Data supplied:
╔══
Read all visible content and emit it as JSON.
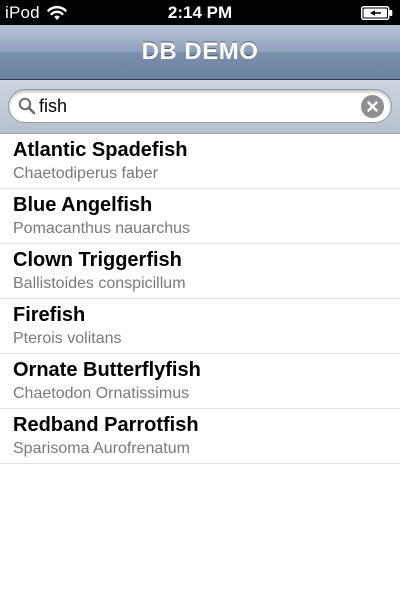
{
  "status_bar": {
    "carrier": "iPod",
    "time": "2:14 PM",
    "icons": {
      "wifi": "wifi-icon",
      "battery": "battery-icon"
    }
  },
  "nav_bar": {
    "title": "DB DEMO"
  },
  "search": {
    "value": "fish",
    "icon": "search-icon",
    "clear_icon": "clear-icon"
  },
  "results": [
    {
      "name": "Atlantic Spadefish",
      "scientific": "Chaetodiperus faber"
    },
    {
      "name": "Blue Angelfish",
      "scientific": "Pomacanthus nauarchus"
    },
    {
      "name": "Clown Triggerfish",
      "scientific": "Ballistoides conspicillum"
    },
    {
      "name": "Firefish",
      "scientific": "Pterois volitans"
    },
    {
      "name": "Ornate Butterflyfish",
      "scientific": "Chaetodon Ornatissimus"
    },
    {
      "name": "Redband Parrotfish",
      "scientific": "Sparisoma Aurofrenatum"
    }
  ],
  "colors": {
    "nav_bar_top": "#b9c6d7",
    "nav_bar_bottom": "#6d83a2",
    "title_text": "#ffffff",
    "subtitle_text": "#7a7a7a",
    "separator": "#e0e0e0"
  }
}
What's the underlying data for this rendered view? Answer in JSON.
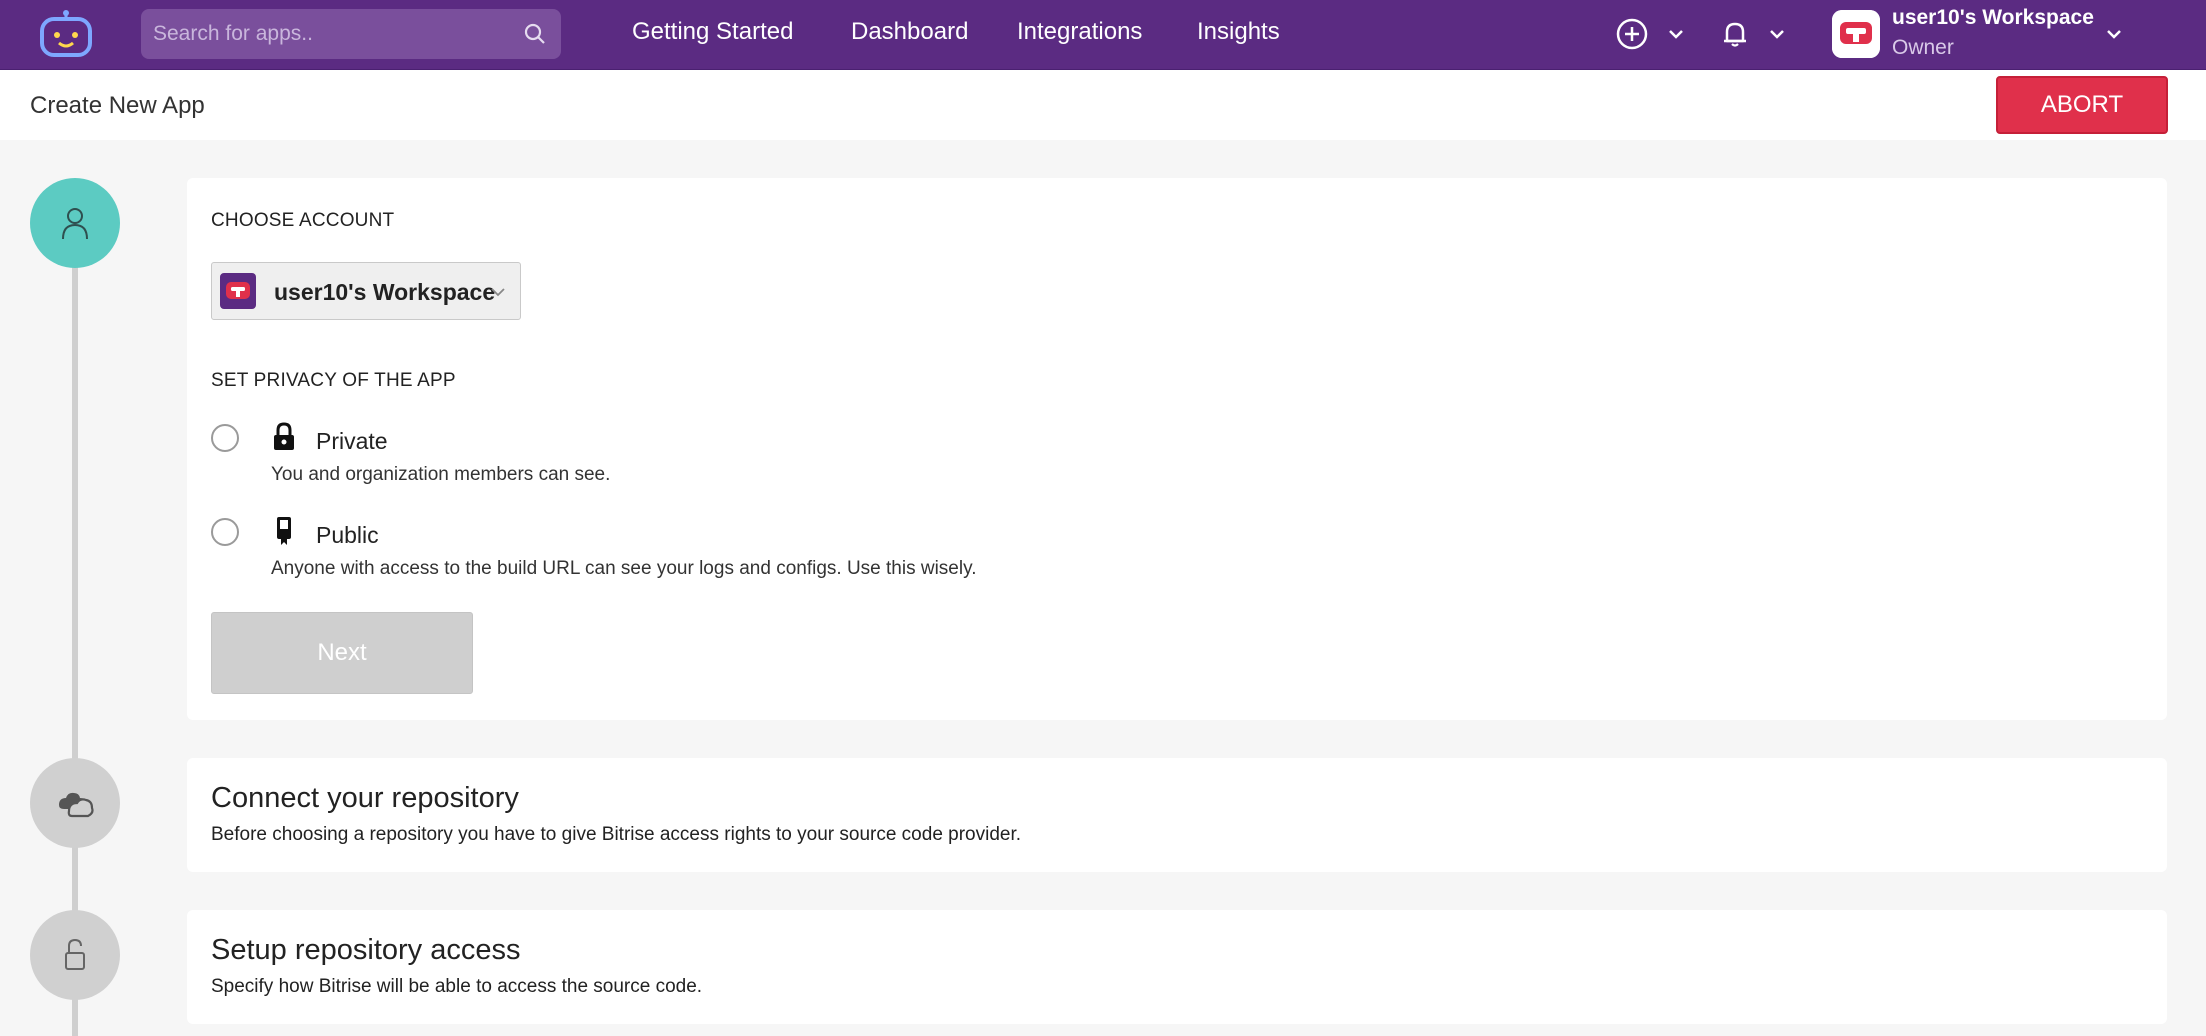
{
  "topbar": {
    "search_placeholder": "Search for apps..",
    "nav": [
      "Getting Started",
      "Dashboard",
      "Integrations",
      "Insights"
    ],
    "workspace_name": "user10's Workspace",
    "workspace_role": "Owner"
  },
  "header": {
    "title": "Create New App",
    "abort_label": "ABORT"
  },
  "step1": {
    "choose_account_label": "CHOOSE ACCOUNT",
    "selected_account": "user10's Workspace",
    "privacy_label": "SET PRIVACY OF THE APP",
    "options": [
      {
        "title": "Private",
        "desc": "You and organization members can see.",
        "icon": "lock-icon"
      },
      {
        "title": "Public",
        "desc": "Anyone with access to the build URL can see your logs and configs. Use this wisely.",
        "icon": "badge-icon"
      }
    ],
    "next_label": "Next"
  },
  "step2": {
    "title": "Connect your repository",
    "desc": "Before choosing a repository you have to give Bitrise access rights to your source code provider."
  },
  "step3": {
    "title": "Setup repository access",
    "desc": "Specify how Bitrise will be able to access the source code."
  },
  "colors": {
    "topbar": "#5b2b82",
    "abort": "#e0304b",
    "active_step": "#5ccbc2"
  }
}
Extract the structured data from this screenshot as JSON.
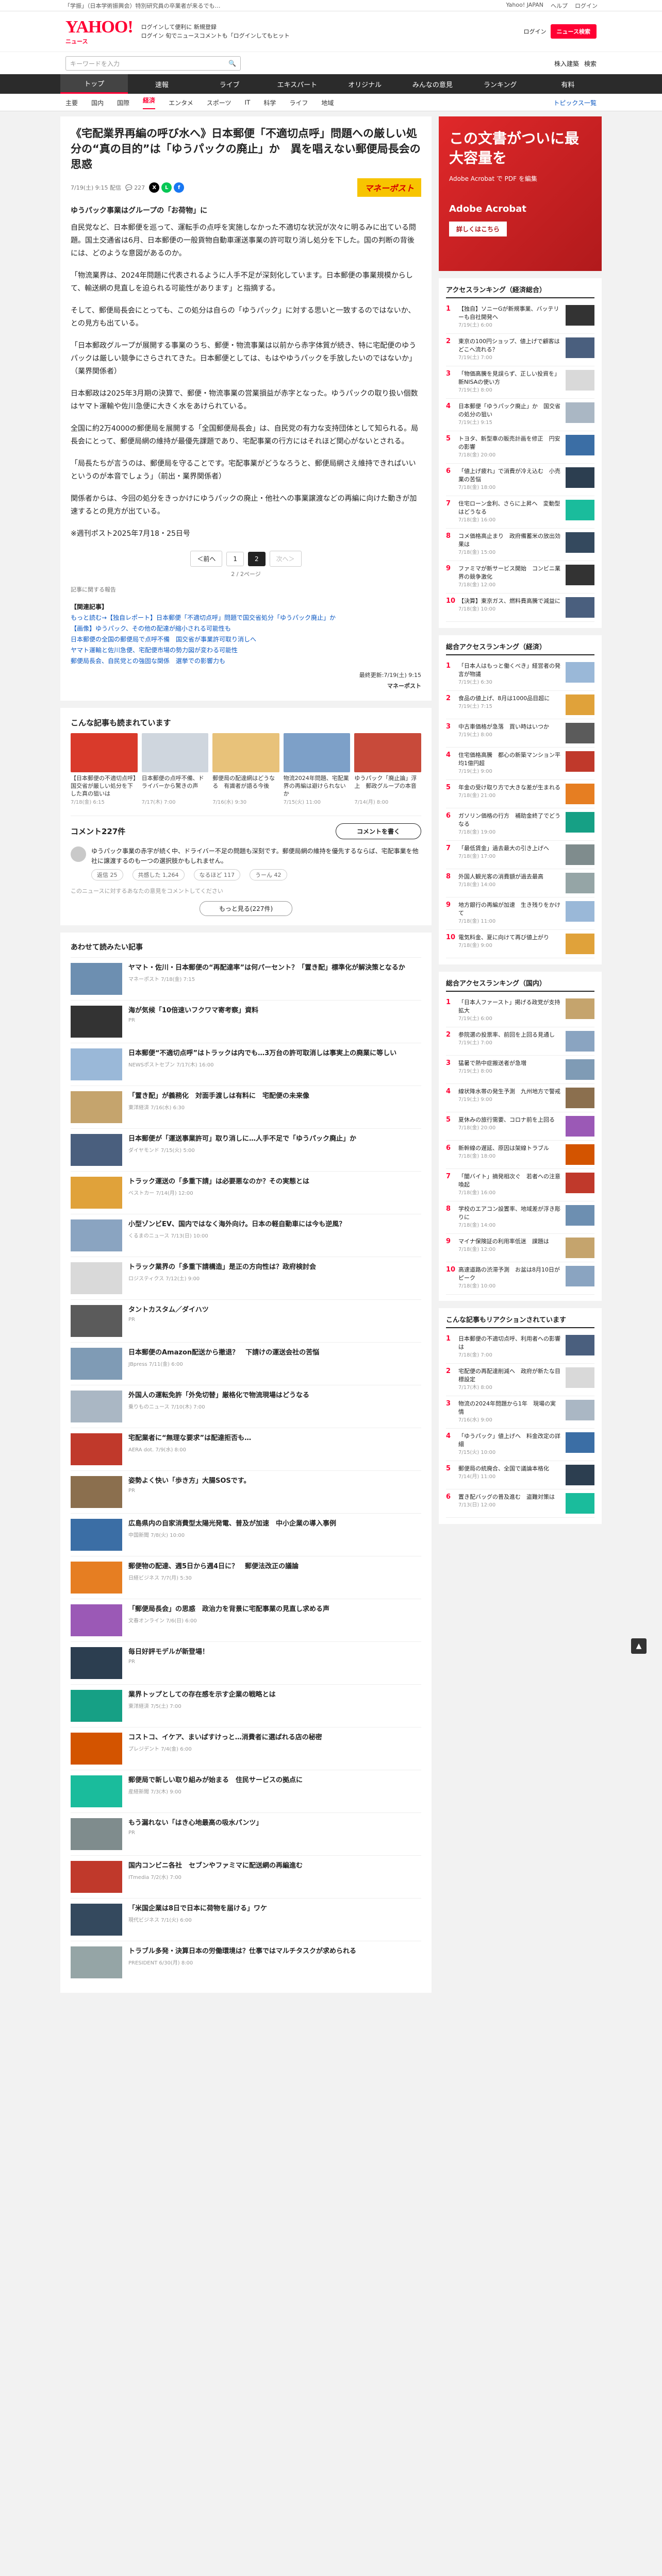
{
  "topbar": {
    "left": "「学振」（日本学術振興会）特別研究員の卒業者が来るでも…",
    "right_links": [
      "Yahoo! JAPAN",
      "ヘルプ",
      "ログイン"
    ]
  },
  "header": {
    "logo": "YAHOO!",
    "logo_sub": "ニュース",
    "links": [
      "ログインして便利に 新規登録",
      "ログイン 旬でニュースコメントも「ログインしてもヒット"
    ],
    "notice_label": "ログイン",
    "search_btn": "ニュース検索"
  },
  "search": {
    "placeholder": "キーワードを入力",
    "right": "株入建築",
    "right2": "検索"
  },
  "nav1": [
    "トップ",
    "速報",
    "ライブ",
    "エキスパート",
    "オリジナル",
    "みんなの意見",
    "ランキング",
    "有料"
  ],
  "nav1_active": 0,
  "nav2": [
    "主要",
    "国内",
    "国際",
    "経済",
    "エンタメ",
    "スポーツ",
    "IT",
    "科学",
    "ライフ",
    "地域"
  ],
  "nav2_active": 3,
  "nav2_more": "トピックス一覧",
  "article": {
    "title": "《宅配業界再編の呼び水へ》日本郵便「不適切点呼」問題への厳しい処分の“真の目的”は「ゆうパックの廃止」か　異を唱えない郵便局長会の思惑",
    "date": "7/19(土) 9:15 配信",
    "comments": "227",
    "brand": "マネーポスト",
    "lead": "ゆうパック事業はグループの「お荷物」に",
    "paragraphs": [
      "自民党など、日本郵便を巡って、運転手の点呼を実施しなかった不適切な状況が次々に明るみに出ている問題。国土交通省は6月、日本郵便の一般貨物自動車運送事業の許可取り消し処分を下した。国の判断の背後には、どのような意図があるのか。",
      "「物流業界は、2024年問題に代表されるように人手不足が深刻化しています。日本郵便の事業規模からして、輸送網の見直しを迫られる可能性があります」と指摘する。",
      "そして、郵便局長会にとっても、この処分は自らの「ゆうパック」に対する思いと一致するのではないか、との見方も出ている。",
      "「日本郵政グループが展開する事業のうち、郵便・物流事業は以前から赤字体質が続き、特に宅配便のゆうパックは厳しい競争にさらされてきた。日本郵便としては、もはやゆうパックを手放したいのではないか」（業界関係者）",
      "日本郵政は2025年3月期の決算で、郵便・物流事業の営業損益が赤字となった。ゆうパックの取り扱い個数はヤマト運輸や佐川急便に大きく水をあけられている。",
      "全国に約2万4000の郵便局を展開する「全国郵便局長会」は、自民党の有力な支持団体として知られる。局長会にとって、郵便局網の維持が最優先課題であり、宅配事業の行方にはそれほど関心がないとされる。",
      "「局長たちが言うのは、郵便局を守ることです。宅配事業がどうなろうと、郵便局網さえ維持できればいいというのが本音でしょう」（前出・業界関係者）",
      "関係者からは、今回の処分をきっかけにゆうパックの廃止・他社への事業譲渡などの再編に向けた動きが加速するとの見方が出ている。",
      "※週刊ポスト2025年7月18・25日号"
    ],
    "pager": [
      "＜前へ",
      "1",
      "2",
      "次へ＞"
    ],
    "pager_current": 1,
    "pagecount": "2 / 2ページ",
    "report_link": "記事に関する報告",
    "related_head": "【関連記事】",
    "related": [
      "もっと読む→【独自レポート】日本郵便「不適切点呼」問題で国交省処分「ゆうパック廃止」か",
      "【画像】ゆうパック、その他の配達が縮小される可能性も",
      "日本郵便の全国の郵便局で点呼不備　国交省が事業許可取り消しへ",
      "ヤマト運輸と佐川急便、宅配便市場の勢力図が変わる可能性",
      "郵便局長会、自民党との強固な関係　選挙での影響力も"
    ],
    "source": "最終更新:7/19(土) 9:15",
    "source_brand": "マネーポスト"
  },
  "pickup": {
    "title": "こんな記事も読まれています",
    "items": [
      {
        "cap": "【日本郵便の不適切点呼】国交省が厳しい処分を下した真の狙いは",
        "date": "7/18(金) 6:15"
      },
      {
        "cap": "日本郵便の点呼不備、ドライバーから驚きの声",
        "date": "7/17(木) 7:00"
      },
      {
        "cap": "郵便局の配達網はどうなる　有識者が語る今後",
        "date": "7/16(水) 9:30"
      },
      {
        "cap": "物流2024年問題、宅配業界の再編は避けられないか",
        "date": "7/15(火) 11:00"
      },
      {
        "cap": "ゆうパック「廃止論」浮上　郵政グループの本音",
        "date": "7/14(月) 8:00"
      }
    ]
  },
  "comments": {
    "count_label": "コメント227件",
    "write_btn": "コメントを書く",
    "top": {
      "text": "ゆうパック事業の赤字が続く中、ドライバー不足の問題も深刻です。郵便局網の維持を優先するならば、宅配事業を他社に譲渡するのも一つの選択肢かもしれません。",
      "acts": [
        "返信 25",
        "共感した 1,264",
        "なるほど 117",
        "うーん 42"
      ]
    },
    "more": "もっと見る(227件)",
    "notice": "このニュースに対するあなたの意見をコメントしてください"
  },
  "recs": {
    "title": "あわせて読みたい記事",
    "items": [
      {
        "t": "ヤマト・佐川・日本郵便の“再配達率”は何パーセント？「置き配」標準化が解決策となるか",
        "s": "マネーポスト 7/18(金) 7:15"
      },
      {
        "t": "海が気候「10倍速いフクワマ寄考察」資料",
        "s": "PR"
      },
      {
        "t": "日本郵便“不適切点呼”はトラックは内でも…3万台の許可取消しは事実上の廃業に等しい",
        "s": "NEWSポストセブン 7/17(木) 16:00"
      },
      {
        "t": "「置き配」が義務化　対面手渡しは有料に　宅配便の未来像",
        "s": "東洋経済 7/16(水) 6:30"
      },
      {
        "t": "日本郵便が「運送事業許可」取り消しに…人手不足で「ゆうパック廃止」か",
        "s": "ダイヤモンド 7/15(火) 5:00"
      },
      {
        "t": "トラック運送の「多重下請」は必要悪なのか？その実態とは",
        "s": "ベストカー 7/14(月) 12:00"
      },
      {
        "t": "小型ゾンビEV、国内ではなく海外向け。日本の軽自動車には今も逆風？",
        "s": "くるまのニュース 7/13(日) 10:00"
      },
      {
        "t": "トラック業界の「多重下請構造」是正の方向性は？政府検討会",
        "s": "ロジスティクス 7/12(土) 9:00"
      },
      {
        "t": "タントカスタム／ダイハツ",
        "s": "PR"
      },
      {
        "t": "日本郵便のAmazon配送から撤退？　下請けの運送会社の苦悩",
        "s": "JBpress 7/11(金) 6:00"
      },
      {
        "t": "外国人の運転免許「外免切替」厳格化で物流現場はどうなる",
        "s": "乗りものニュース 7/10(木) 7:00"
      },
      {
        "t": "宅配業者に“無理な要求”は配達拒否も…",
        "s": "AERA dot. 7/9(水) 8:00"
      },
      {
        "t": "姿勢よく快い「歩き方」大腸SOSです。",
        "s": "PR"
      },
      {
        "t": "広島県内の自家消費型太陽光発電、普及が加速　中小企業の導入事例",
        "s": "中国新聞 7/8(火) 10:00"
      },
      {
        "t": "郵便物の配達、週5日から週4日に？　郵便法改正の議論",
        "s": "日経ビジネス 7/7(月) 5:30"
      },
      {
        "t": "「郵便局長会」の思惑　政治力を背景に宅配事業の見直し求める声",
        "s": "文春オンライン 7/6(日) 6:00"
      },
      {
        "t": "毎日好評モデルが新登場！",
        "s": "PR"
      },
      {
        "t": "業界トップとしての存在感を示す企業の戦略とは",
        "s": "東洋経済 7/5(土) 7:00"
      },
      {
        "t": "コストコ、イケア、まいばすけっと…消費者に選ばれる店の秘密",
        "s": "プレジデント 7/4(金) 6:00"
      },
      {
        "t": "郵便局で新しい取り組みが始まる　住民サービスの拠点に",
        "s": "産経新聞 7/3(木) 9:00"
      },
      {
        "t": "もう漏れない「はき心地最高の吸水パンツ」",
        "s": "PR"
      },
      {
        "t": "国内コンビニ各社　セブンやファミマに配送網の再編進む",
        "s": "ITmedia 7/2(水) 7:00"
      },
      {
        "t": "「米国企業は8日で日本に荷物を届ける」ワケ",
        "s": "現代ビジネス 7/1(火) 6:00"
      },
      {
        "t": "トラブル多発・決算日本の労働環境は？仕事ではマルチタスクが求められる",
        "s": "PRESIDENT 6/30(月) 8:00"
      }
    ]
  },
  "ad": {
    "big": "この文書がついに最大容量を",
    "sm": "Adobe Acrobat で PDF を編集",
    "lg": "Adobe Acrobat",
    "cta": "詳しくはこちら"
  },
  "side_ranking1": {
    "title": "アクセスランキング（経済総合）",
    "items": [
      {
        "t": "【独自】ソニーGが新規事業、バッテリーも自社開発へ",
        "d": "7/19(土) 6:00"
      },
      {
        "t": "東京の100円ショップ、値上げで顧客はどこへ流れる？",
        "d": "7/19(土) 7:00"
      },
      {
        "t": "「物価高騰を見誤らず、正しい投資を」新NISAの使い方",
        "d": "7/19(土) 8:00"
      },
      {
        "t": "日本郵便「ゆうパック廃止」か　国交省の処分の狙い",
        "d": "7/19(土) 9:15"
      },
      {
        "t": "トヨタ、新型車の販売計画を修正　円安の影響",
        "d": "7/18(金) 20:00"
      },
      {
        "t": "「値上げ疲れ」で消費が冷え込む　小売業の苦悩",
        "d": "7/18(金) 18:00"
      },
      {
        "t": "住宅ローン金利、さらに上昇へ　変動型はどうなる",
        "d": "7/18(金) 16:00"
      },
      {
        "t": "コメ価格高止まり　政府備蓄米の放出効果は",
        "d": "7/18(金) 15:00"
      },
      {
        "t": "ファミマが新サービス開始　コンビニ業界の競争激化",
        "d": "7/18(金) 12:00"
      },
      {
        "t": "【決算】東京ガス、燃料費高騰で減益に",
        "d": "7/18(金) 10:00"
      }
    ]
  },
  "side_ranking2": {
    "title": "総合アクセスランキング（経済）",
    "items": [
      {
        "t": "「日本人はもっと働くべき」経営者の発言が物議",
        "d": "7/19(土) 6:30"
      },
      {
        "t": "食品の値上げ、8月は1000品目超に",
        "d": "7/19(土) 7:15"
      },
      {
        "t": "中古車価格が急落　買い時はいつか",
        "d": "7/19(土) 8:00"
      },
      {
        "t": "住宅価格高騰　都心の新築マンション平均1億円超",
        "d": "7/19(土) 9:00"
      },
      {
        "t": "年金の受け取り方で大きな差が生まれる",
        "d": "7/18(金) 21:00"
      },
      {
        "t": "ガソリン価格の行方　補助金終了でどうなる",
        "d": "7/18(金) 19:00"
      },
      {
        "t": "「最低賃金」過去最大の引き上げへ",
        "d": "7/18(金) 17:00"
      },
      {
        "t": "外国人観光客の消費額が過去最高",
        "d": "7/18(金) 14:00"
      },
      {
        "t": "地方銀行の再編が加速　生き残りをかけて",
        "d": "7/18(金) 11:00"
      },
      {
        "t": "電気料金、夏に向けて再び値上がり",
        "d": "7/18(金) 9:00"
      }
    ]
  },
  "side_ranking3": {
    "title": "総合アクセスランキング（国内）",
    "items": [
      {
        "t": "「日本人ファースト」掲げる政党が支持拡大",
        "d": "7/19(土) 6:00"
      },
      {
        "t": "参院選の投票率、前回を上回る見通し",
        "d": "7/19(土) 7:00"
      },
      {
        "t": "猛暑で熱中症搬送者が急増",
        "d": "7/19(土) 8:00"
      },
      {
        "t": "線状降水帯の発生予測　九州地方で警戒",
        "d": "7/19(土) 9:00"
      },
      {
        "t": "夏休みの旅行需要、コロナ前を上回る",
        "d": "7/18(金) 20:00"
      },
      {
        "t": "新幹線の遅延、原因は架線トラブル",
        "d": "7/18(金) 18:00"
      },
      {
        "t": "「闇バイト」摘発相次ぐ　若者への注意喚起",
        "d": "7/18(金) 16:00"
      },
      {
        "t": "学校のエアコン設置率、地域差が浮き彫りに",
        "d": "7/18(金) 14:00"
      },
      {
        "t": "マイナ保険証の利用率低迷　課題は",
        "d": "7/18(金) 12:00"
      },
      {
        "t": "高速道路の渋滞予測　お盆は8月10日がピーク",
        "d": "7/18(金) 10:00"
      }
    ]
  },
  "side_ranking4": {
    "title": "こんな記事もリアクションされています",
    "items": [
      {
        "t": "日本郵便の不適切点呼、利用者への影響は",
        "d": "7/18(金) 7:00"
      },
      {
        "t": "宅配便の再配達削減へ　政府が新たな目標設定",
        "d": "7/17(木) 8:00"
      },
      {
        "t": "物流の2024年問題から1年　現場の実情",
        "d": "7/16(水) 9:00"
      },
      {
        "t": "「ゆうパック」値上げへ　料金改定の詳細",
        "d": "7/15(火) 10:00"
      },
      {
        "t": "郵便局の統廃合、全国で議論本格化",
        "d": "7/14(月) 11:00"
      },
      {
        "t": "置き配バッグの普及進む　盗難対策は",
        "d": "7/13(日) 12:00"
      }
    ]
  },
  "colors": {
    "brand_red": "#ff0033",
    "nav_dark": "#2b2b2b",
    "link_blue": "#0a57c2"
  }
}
╚══
Task instructions:
Pick each line holding the word "access" out of the data and copy it.

Result for this exercise:
        "desc": "Anyone with access to the build URL can see your logs and configs. Use this wisely.",
    "desc": "Before choosing a repository you have to give Bitrise access rights to your source code provider."
    "title": "Setup repository access",
    "desc": "Specify how Bitrise will be able to access the source code."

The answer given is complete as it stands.